> **Records for the exercise**:
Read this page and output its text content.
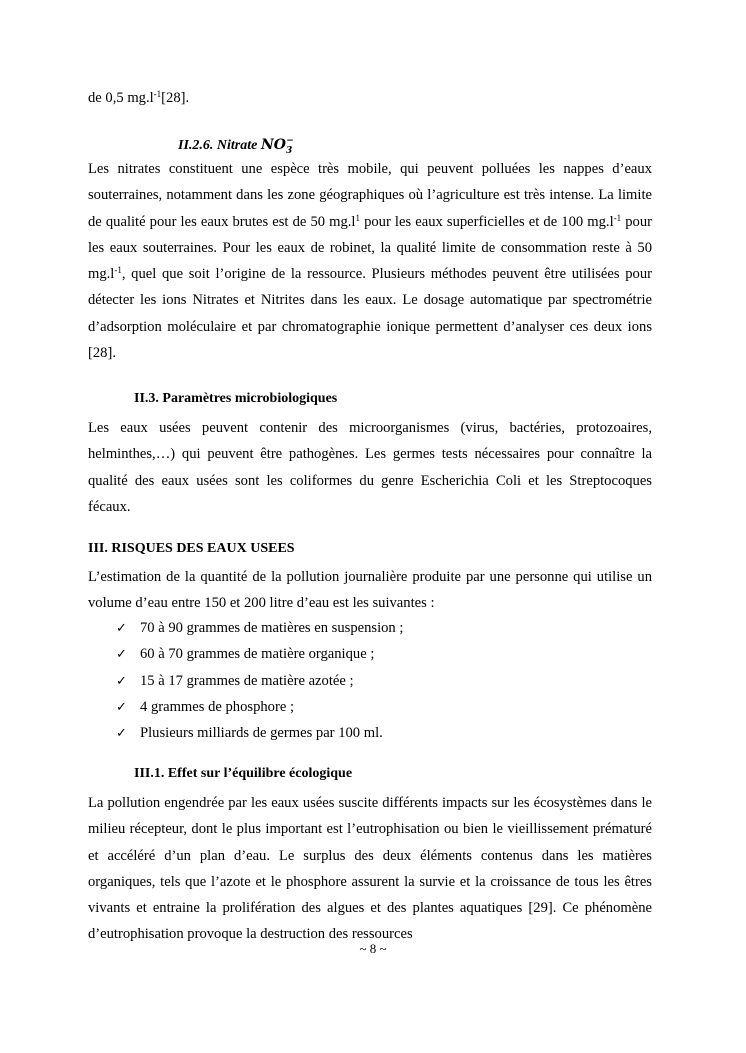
de 0,5 $mg.l^{-1}[28]$.
II.2.6. Nitrate $NO_3^-$

Les nitrates constituent une espèce très mobile, qui peuvent polluées les nappes d’eaux souterraines, notamment dans les zone géographiques où l’agriculture est très intense. La limite de qualité pour les eaux brutes est de 50 $mg.l^1$ pour les eaux superficielles et de 100 $mg.l^{-1}$ pour les eaux souterraines. Pour les eaux de robinet, la qualité limite de consommation reste à 50 $mg.l^{-1}$, quel que soit l’origine de la ressource. Plusieurs méthodes peuvent être utilisées pour détecter les ions Nitrates et Nitrites dans les eaux. Le dosage automatique par spectrométrie d’adsorption moléculaire et par chromatographie ionique permettent d’analyser ces deux ions [28].

II.3. Paramètres microbiologiques

Les eaux usées peuvent contenir des microorganismes (virus, bactéries, protozoaires, helminthes,…) qui peuvent être pathogènes. Les germes tests nécessaires pour connaître la qualité des eaux usées sont les coliformes du genre Escherichia Coli et les Streptocoques fécaux.

III. RISQUES DES EAUX USEES

L’estimation de la quantité de la pollution journalière produite par une personne qui utilise un volume d’eau entre 150 et 200 litre d’eau est les suivantes :

✓ 70 à 90 grammes de matières en suspension ;
✓ 60 à 70 grammes de matière organique ;
✓ 15 à 17 grammes de matière azotée ;
✓ 4 grammes de phosphore ;
✓ Plusieurs milliards de germes par 100 ml.
III.1. Effet sur l’équilibre écologique

La pollution engendrée par les eaux usées suscite différents impacts sur les écosystèmes dans le milieu récepteur, dont le plus important est l’eutrophisation ou bien le vieillissement prématuré et accéléré d’un plan d’eau. Le surplus des deux éléments contenus dans les matières organiques, tels que l’azote et le phosphore assurent la survie et la croissance de tous les êtres vivants et entraine la prolifération des algues et des plantes aquatiques [29]. Ce phénomène d’eutrophisation provoque la destruction des ressources

~ 8 ~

> **About this task**: Filter the records above for the string "grammes" and copy each matching line.

> **Solution**:
✓ 70 à 90 grammes de matières en suspension ;
✓ 60 à 70 grammes de matière organique ;
✓ 15 à 17 grammes de matière azotée ;
✓ 4 grammes de phosphore ;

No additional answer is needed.